Do this ->
Set down all of the entries word for word, omitting the images they contain.

Material for this task ->
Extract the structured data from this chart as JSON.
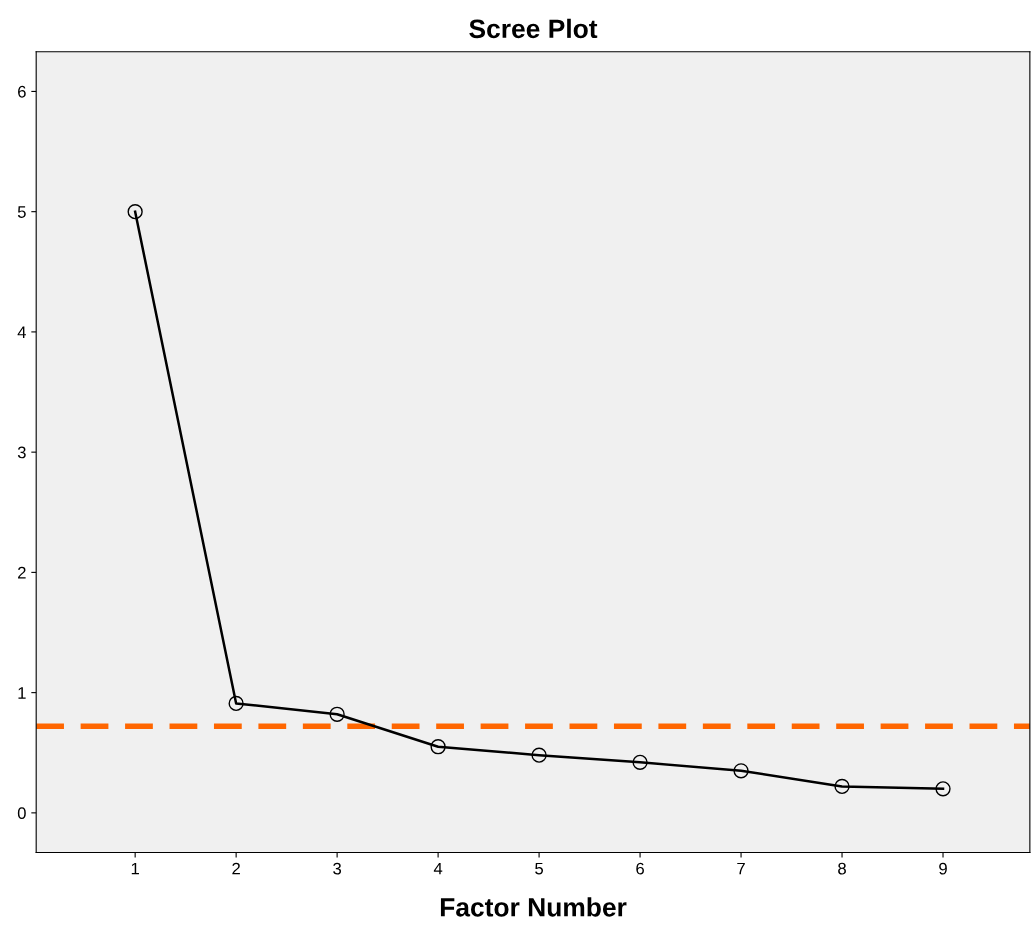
{
  "chart_data": {
    "type": "line",
    "title": "Scree Plot",
    "xlabel": "Factor Number",
    "x": [
      1,
      2,
      3,
      4,
      5,
      6,
      7,
      8,
      9
    ],
    "series": [
      {
        "color": "#000000",
        "values": [
          5.0,
          0.91,
          0.82,
          0.55,
          0.48,
          0.42,
          0.35,
          0.22,
          0.2
        ]
      }
    ],
    "xlim": [
      0.02,
      9.86
    ],
    "xticks": [
      1,
      2,
      3,
      4,
      5,
      6,
      7,
      8,
      9
    ],
    "ylim": [
      -0.33,
      6.33
    ],
    "yticks": [
      0,
      1,
      2,
      3,
      4,
      5,
      6
    ],
    "ref_lines": [
      {
        "axis": "y",
        "value": 0.72,
        "color": "#ff6600",
        "line_style": "dashed"
      }
    ],
    "marker": "circle",
    "line_style": "solid",
    "grid": false,
    "legend": false
  }
}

Answer to the exercise ->
Extract the structured data from this chart as JSON.
{
  "chart_data": {
    "type": "line",
    "title": "Scree Plot",
    "xlabel": "Factor Number",
    "x": [
      1,
      2,
      3,
      4,
      5,
      6,
      7,
      8,
      9
    ],
    "series": [
      {
        "color": "#000000",
        "values": [
          5.0,
          0.91,
          0.82,
          0.55,
          0.48,
          0.42,
          0.35,
          0.22,
          0.2
        ]
      }
    ],
    "xlim": [
      0.02,
      9.86
    ],
    "xticks": [
      1,
      2,
      3,
      4,
      5,
      6,
      7,
      8,
      9
    ],
    "ylim": [
      -0.33,
      6.33
    ],
    "yticks": [
      0,
      1,
      2,
      3,
      4,
      5,
      6
    ],
    "ref_lines": [
      {
        "axis": "y",
        "value": 0.72,
        "color": "#ff6600",
        "line_style": "dashed"
      }
    ],
    "marker": "circle",
    "line_style": "solid",
    "grid": false,
    "legend": false
  }
}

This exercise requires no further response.